● **INSTRUCTIONS TO FOLLOW**: Your answer should be only a number: how many lines include the word "label".

● **EXTRACTED RECORDS**:
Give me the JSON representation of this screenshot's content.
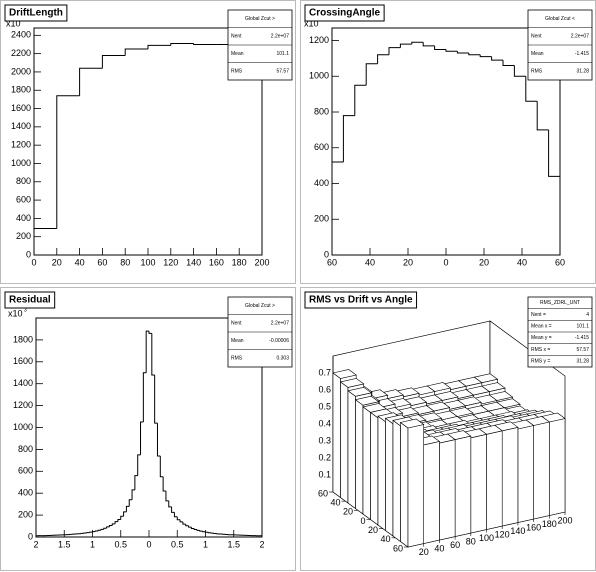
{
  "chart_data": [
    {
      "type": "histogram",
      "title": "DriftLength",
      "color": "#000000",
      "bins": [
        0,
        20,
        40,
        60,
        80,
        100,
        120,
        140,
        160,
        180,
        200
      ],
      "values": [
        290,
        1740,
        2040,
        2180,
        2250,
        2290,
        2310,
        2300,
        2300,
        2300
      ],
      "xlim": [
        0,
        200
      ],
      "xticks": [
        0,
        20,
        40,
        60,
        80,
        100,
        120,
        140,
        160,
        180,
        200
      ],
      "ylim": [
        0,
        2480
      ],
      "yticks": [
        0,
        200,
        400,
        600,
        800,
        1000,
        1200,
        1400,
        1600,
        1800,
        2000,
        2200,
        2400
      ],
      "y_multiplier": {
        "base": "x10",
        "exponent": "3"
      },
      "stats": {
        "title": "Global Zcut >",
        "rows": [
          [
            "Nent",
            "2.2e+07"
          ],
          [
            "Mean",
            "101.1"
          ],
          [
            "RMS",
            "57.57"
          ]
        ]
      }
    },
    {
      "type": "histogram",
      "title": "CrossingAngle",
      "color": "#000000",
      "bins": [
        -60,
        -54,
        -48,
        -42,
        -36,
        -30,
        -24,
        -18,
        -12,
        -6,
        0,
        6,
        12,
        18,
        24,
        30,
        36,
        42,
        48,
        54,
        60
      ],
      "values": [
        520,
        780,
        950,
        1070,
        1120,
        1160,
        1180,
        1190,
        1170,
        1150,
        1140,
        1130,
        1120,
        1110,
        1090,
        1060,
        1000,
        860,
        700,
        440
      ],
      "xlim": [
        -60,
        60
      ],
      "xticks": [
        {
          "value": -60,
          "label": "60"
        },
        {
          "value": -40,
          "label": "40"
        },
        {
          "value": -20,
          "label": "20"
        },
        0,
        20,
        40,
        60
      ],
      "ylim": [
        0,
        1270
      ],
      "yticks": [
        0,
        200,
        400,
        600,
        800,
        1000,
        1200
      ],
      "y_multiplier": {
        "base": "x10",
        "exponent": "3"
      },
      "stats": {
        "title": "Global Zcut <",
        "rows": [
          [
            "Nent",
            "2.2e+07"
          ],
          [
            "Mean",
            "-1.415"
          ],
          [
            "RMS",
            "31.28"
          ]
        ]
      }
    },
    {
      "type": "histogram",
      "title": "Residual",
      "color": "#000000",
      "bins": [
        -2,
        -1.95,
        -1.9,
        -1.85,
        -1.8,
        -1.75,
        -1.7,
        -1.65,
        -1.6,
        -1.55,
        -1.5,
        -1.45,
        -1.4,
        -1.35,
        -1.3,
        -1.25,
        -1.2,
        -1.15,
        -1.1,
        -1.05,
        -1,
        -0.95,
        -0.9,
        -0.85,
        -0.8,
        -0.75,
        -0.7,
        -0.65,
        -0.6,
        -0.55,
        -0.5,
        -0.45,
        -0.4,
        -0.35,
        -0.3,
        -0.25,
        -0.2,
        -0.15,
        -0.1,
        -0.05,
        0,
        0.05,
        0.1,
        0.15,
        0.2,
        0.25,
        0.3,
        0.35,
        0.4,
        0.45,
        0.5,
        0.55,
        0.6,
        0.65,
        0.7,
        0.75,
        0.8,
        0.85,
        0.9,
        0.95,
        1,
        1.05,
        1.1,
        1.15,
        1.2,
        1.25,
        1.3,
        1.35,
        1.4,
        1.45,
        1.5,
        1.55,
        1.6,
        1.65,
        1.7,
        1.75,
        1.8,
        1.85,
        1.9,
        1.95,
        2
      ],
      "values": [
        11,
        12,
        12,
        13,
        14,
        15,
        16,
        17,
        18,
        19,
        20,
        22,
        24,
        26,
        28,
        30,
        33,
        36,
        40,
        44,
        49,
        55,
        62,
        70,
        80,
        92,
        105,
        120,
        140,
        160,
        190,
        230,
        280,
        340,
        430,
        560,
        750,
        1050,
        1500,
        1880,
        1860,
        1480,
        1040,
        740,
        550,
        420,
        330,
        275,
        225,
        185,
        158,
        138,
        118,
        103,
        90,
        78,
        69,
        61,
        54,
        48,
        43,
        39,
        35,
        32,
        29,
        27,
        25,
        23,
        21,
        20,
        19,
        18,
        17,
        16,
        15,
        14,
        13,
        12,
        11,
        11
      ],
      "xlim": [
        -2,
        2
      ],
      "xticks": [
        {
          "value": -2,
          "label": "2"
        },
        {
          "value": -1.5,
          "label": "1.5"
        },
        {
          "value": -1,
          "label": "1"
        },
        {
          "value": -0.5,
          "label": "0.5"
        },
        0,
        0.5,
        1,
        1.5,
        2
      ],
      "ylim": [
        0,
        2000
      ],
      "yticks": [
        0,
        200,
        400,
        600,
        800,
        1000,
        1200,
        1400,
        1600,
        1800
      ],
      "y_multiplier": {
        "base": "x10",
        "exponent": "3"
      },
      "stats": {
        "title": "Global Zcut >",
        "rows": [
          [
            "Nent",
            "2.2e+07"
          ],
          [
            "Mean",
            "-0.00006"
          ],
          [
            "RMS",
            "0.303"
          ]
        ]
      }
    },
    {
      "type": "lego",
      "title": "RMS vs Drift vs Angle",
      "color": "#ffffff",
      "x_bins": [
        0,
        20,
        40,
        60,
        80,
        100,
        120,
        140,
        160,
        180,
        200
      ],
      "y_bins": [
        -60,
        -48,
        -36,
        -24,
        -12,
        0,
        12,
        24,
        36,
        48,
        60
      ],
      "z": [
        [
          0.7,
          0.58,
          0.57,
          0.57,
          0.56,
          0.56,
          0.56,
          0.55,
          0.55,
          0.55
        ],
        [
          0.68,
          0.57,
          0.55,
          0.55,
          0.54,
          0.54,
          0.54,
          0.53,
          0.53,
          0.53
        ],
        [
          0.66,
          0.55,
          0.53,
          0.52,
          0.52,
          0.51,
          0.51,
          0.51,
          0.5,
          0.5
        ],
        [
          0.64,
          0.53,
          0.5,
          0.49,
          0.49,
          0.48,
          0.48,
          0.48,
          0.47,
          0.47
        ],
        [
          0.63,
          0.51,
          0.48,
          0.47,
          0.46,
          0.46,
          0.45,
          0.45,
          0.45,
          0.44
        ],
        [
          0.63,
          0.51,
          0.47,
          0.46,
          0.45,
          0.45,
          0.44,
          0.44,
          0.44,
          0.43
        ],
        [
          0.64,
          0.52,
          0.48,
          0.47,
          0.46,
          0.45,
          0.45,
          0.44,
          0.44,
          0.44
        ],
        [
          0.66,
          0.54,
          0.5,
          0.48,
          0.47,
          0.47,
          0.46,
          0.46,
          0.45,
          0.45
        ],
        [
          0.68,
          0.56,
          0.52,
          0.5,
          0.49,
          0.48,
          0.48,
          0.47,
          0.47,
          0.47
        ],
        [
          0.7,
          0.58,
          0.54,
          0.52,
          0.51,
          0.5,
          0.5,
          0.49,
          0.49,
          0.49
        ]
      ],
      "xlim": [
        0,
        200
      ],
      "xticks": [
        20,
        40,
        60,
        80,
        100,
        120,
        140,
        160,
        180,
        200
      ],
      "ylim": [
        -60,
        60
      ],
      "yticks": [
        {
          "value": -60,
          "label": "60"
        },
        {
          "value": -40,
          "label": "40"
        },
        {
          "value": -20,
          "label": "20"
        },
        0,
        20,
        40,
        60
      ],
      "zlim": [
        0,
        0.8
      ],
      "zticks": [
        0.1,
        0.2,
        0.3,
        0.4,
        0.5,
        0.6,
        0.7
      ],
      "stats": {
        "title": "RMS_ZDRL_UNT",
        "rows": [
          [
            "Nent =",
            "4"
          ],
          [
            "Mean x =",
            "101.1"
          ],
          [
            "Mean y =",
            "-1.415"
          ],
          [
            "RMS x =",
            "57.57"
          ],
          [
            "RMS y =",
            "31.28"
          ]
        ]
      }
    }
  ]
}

● **TASK ANSWER**: 10